• _TASK GOAL_: Will you output all of the data below exactly, omitting the images?

• _Dataset records_:
──────────────────────────────

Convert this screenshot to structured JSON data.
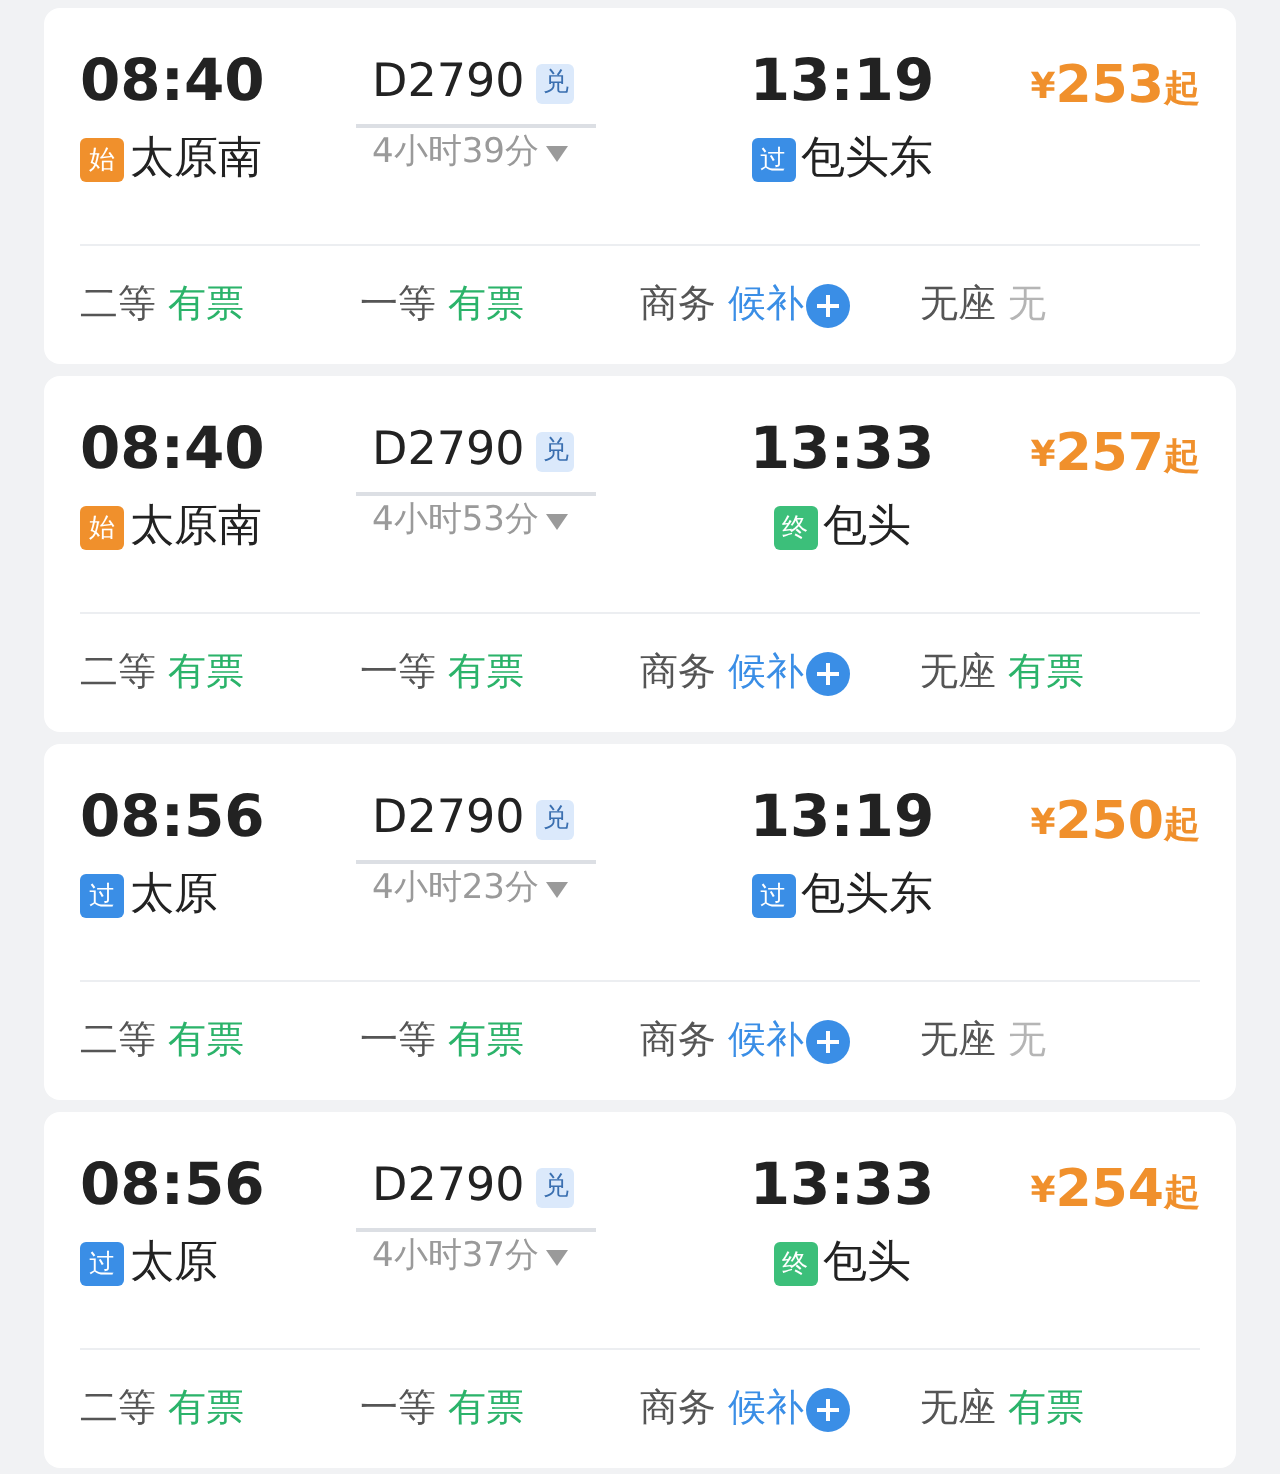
{
  "trains": [
    {
      "depart_time": "08:40",
      "depart_station": {
        "tag": "始",
        "color": "#f0902c",
        "name": "太原南"
      },
      "code": "D2790",
      "code_badge": "兑",
      "duration": "4小时39分",
      "arrive_time": "13:19",
      "arrive_station": {
        "tag": "过",
        "color": "#3a8ee6",
        "name": "包头东"
      },
      "price_symbol": "¥",
      "price": "253",
      "price_suffix": "起",
      "seats": [
        {
          "class": "二等",
          "status": "有票",
          "kind": "available"
        },
        {
          "class": "一等",
          "status": "有票",
          "kind": "available"
        },
        {
          "class": "商务",
          "status": "候补",
          "kind": "waitlist"
        },
        {
          "class": "无座",
          "status": "无",
          "kind": "none"
        }
      ]
    },
    {
      "depart_time": "08:40",
      "depart_station": {
        "tag": "始",
        "color": "#f0902c",
        "name": "太原南"
      },
      "code": "D2790",
      "code_badge": "兑",
      "duration": "4小时53分",
      "arrive_time": "13:33",
      "arrive_station": {
        "tag": "终",
        "color": "#3cbf7a",
        "name": "包头"
      },
      "price_symbol": "¥",
      "price": "257",
      "price_suffix": "起",
      "seats": [
        {
          "class": "二等",
          "status": "有票",
          "kind": "available"
        },
        {
          "class": "一等",
          "status": "有票",
          "kind": "available"
        },
        {
          "class": "商务",
          "status": "候补",
          "kind": "waitlist"
        },
        {
          "class": "无座",
          "status": "有票",
          "kind": "available"
        }
      ]
    },
    {
      "depart_time": "08:56",
      "depart_station": {
        "tag": "过",
        "color": "#3a8ee6",
        "name": "太原"
      },
      "code": "D2790",
      "code_badge": "兑",
      "duration": "4小时23分",
      "arrive_time": "13:19",
      "arrive_station": {
        "tag": "过",
        "color": "#3a8ee6",
        "name": "包头东"
      },
      "price_symbol": "¥",
      "price": "250",
      "price_suffix": "起",
      "seats": [
        {
          "class": "二等",
          "status": "有票",
          "kind": "available"
        },
        {
          "class": "一等",
          "status": "有票",
          "kind": "available"
        },
        {
          "class": "商务",
          "status": "候补",
          "kind": "waitlist"
        },
        {
          "class": "无座",
          "status": "无",
          "kind": "none"
        }
      ]
    },
    {
      "depart_time": "08:56",
      "depart_station": {
        "tag": "过",
        "color": "#3a8ee6",
        "name": "太原"
      },
      "code": "D2790",
      "code_badge": "兑",
      "duration": "4小时37分",
      "arrive_time": "13:33",
      "arrive_station": {
        "tag": "终",
        "color": "#3cbf7a",
        "name": "包头"
      },
      "price_symbol": "¥",
      "price": "254",
      "price_suffix": "起",
      "seats": [
        {
          "class": "二等",
          "status": "有票",
          "kind": "available"
        },
        {
          "class": "一等",
          "status": "有票",
          "kind": "available"
        },
        {
          "class": "商务",
          "status": "候补",
          "kind": "waitlist"
        },
        {
          "class": "无座",
          "status": "有票",
          "kind": "available"
        }
      ]
    }
  ]
}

──────────────────────────────

• _SOLUTION TO THIS EXERCISE_:
Convert this screenshot to structured JSON data.
{
  "trains": [
    {
      "depart_time": "08:40",
      "depart_station": {
        "tag": "始",
        "color": "#f0902c",
        "name": "太原南"
      },
      "code": "D2790",
      "code_badge": "兑",
      "duration": "4小时39分",
      "arrive_time": "13:19",
      "arrive_station": {
        "tag": "过",
        "color": "#3a8ee6",
        "name": "包头东"
      },
      "price_symbol": "¥",
      "price": "253",
      "price_suffix": "起",
      "seats": [
        {
          "class": "二等",
          "status": "有票",
          "kind": "available"
        },
        {
          "class": "一等",
          "status": "有票",
          "kind": "available"
        },
        {
          "class": "商务",
          "status": "候补",
          "kind": "waitlist"
        },
        {
          "class": "无座",
          "status": "无",
          "kind": "none"
        }
      ]
    },
    {
      "depart_time": "08:40",
      "depart_station": {
        "tag": "始",
        "color": "#f0902c",
        "name": "太原南"
      },
      "code": "D2790",
      "code_badge": "兑",
      "duration": "4小时53分",
      "arrive_time": "13:33",
      "arrive_station": {
        "tag": "终",
        "color": "#3cbf7a",
        "name": "包头"
      },
      "price_symbol": "¥",
      "price": "257",
      "price_suffix": "起",
      "seats": [
        {
          "class": "二等",
          "status": "有票",
          "kind": "available"
        },
        {
          "class": "一等",
          "status": "有票",
          "kind": "available"
        },
        {
          "class": "商务",
          "status": "候补",
          "kind": "waitlist"
        },
        {
          "class": "无座",
          "status": "有票",
          "kind": "available"
        }
      ]
    },
    {
      "depart_time": "08:56",
      "depart_station": {
        "tag": "过",
        "color": "#3a8ee6",
        "name": "太原"
      },
      "code": "D2790",
      "code_badge": "兑",
      "duration": "4小时23分",
      "arrive_time": "13:19",
      "arrive_station": {
        "tag": "过",
        "color": "#3a8ee6",
        "name": "包头东"
      },
      "price_symbol": "¥",
      "price": "250",
      "price_suffix": "起",
      "seats": [
        {
          "class": "二等",
          "status": "有票",
          "kind": "available"
        },
        {
          "class": "一等",
          "status": "有票",
          "kind": "available"
        },
        {
          "class": "商务",
          "status": "候补",
          "kind": "waitlist"
        },
        {
          "class": "无座",
          "status": "无",
          "kind": "none"
        }
      ]
    },
    {
      "depart_time": "08:56",
      "depart_station": {
        "tag": "过",
        "color": "#3a8ee6",
        "name": "太原"
      },
      "code": "D2790",
      "code_badge": "兑",
      "duration": "4小时37分",
      "arrive_time": "13:33",
      "arrive_station": {
        "tag": "终",
        "color": "#3cbf7a",
        "name": "包头"
      },
      "price_symbol": "¥",
      "price": "254",
      "price_suffix": "起",
      "seats": [
        {
          "class": "二等",
          "status": "有票",
          "kind": "available"
        },
        {
          "class": "一等",
          "status": "有票",
          "kind": "available"
        },
        {
          "class": "商务",
          "status": "候补",
          "kind": "waitlist"
        },
        {
          "class": "无座",
          "status": "有票",
          "kind": "available"
        }
      ]
    }
  ]
}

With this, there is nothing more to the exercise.